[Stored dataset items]
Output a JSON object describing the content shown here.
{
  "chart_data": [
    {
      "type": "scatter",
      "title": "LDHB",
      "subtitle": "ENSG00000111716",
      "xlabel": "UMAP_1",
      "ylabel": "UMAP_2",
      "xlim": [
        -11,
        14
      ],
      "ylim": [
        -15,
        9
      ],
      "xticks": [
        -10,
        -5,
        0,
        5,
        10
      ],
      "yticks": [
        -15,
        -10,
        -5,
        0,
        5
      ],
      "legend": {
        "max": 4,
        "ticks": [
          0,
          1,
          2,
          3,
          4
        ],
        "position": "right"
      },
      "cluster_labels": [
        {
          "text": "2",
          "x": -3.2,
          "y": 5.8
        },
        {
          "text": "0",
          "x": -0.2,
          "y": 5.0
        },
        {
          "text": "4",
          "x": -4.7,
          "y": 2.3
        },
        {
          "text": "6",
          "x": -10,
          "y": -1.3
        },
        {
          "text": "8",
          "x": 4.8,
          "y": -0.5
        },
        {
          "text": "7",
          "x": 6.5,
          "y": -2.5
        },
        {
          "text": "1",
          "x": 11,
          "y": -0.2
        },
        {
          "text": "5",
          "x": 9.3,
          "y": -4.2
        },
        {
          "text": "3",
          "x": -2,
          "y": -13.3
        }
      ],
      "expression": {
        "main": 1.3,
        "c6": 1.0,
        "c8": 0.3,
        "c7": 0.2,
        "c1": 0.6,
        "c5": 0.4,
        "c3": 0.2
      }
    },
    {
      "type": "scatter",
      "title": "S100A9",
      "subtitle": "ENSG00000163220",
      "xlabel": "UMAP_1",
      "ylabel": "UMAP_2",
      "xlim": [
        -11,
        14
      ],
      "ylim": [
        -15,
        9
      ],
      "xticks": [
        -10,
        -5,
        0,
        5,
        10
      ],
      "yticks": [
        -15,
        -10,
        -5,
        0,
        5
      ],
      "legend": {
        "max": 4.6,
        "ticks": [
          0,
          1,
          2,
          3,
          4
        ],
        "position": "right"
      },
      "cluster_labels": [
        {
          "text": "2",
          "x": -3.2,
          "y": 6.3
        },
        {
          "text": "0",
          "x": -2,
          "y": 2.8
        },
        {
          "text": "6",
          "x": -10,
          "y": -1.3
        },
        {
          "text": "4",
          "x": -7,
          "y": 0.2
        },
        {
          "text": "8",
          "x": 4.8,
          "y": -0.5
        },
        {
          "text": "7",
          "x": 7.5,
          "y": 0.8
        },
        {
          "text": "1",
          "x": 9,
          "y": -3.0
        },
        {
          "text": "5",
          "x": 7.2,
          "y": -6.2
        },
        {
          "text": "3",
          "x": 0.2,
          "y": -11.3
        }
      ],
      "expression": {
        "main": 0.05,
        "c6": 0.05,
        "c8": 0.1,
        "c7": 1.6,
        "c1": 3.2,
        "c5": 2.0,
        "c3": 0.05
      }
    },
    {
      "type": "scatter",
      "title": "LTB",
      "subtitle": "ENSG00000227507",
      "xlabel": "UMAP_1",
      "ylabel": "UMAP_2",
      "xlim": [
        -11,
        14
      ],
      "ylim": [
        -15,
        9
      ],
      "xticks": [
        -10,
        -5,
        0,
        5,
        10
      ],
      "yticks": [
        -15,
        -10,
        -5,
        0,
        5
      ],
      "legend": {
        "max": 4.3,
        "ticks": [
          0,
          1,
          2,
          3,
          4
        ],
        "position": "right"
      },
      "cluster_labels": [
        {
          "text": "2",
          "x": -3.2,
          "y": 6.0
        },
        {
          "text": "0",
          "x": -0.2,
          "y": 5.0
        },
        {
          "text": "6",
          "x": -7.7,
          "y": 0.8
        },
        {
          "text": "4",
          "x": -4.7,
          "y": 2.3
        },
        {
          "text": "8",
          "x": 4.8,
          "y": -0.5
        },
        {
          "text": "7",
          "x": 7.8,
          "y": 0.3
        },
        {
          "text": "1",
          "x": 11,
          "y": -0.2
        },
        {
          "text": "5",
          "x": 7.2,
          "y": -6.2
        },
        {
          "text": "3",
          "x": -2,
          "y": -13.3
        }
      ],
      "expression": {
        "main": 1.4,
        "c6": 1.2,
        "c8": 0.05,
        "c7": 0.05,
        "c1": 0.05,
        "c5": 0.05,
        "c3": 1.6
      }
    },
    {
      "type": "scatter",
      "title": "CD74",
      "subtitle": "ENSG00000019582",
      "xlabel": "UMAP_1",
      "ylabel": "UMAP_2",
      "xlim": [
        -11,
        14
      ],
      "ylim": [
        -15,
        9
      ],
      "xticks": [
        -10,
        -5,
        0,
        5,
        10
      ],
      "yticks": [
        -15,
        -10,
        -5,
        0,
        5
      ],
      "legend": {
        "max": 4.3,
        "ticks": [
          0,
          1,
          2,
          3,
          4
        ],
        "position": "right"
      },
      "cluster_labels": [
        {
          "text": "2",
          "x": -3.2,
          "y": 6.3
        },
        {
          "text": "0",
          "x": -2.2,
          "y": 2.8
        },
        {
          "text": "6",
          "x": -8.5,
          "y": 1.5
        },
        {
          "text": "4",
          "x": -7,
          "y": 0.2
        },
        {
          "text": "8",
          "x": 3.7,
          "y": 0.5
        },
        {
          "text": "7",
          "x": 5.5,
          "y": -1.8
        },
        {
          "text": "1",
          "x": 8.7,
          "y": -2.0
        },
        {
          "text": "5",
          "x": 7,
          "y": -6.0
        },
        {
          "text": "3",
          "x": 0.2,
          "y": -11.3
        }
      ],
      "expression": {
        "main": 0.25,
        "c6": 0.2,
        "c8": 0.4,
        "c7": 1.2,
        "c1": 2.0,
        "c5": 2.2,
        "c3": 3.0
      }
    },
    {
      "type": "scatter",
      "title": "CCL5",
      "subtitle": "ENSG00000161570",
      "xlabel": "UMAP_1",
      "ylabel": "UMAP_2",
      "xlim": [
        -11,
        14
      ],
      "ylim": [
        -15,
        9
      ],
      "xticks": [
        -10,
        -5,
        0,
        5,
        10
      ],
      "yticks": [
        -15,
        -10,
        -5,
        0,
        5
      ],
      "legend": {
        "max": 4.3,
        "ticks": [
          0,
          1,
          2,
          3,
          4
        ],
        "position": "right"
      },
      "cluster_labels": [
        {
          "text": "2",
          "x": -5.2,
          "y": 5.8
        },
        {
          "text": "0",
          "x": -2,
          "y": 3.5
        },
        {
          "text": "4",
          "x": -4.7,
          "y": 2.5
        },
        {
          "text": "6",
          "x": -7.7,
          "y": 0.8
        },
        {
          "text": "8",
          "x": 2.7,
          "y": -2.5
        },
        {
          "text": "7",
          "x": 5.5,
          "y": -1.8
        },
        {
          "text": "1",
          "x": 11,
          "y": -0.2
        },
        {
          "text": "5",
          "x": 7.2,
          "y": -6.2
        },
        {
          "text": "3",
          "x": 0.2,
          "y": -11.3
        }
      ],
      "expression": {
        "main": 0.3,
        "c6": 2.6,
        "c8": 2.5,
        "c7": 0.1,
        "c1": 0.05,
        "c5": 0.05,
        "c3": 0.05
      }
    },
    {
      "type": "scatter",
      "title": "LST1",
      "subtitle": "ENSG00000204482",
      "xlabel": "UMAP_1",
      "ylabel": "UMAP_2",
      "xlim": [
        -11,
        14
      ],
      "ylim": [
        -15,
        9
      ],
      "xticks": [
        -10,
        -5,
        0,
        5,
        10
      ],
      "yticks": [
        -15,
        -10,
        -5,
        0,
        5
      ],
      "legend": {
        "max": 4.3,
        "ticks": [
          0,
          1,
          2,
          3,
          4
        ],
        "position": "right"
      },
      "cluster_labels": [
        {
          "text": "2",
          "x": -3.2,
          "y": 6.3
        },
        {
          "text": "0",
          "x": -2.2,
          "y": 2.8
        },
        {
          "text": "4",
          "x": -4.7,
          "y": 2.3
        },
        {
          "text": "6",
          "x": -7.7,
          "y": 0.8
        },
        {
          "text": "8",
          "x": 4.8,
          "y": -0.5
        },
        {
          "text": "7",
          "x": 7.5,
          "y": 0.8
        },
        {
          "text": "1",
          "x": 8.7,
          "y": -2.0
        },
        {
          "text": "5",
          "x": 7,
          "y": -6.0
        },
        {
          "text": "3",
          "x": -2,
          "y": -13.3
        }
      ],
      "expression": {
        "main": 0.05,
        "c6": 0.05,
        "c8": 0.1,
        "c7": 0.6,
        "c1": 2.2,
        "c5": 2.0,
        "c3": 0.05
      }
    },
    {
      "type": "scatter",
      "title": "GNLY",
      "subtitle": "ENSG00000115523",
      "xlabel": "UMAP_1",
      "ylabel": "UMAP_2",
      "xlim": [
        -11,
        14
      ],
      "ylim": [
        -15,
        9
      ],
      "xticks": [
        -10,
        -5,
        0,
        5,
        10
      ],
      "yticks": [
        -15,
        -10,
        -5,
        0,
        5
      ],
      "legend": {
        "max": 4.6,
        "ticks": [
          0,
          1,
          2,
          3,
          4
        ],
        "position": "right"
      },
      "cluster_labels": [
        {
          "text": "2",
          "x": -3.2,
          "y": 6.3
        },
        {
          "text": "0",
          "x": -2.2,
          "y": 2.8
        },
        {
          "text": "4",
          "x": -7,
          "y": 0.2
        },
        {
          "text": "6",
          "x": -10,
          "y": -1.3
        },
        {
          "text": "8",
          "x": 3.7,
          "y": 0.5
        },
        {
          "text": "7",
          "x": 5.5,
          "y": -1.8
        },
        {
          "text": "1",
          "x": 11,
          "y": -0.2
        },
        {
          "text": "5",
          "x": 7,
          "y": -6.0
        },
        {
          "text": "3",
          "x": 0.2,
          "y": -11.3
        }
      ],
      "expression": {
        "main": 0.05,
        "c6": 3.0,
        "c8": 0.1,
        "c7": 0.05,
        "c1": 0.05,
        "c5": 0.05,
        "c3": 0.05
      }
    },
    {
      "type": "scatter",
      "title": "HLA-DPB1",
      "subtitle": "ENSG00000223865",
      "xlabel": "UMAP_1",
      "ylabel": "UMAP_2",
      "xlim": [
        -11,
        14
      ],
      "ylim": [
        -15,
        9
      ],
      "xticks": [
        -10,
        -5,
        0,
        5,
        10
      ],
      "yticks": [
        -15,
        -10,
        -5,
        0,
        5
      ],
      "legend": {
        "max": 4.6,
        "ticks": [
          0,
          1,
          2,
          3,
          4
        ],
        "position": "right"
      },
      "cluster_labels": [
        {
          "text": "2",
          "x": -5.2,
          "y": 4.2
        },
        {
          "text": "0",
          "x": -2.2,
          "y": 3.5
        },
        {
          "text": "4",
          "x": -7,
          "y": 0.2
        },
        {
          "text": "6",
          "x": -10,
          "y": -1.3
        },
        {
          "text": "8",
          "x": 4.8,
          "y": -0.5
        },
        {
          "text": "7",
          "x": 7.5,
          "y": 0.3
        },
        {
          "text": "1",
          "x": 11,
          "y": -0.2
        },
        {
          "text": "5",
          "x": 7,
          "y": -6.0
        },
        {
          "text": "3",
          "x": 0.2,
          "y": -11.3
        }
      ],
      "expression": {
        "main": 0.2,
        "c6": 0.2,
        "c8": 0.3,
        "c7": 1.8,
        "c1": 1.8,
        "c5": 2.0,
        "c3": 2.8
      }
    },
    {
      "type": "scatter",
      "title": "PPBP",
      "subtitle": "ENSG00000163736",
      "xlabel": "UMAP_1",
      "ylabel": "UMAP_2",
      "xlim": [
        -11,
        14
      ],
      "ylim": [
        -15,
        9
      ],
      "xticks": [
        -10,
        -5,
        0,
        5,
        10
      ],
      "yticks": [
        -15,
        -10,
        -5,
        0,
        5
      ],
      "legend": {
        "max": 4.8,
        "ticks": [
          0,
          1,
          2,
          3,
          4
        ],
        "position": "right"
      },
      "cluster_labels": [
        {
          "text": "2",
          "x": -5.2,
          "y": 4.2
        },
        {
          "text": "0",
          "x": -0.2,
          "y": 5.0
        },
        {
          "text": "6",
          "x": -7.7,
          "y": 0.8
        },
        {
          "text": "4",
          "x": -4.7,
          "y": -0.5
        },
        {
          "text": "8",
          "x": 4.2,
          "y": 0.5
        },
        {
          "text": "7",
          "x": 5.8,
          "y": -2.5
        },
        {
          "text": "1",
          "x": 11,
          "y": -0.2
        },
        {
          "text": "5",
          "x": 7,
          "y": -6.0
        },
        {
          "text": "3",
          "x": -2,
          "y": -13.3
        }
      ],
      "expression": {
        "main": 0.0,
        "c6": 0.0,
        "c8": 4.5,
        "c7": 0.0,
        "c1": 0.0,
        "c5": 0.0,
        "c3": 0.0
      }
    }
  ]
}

> **Short problem**
Pick every line with "subtitle" in it and copy it.

> **Task solution**
      "subtitle": "ENSG00000111716",
      "subtitle": "ENSG00000163220",
      "subtitle": "ENSG00000227507",
      "subtitle": "ENSG00000019582",
      "subtitle": "ENSG00000161570",
      "subtitle": "ENSG00000204482",
      "subtitle": "ENSG00000115523",
      "subtitle": "ENSG00000223865",
      "subtitle": "ENSG00000163736",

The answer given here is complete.